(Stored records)
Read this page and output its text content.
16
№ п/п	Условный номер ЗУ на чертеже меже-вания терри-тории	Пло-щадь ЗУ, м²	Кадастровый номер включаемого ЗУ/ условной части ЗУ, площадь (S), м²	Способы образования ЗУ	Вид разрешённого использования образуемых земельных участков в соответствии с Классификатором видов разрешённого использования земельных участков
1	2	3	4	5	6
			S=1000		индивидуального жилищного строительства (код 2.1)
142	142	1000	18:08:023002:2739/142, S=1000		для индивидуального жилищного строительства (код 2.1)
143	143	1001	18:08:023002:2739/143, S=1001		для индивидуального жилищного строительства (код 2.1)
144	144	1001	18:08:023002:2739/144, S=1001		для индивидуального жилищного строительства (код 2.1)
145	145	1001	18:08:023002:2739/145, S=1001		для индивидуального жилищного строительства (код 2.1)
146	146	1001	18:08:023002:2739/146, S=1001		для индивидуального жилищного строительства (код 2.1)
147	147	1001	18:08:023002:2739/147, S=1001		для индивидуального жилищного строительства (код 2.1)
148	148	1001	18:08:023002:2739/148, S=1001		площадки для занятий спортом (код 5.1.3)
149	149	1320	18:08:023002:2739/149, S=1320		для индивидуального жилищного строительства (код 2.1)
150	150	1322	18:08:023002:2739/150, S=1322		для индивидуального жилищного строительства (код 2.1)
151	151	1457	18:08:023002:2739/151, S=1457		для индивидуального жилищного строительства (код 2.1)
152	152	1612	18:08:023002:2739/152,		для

*AIM*:
Copy the data above in full, character for character.

*EXERCISE OUTPUT*:
Read this page and output its text content.
16
№ п/п	Условный номер ЗУ на чертеже меже-вания терри-тории	Пло-щадь ЗУ, м²	Кадастровый номер включаемого ЗУ/ условной части ЗУ, площадь (S), м²	Способы образования ЗУ	Вид разрешённого использования образуемых земельных участков в соответствии с Классификатором видов разрешённого использования земельных участков
1	2	3	4	5	6
			S=1000		индивидуального жилищного строительства (код 2.1)
142	142	1000	18:08:023002:2739/142, S=1000		для индивидуального жилищного строительства (код 2.1)
143	143	1001	18:08:023002:2739/143, S=1001		для индивидуального жилищного строительства (код 2.1)
144	144	1001	18:08:023002:2739/144, S=1001		для индивидуального жилищного строительства (код 2.1)
145	145	1001	18:08:023002:2739/145, S=1001		для индивидуального жилищного строительства (код 2.1)
146	146	1001	18:08:023002:2739/146, S=1001		для индивидуального жилищного строительства (код 2.1)
147	147	1001	18:08:023002:2739/147, S=1001		для индивидуального жилищного строительства (код 2.1)
148	148	1001	18:08:023002:2739/148, S=1001		площадки для занятий спортом (код 5.1.3)
149	149	1320	18:08:023002:2739/149, S=1320		для индивидуального жилищного строительства (код 2.1)
150	150	1322	18:08:023002:2739/150, S=1322		для индивидуального жилищного строительства (код 2.1)
151	151	1457	18:08:023002:2739/151, S=1457		для индивидуального жилищного строительства (код 2.1)
152	152	1612	18:08:023002:2739/152,		для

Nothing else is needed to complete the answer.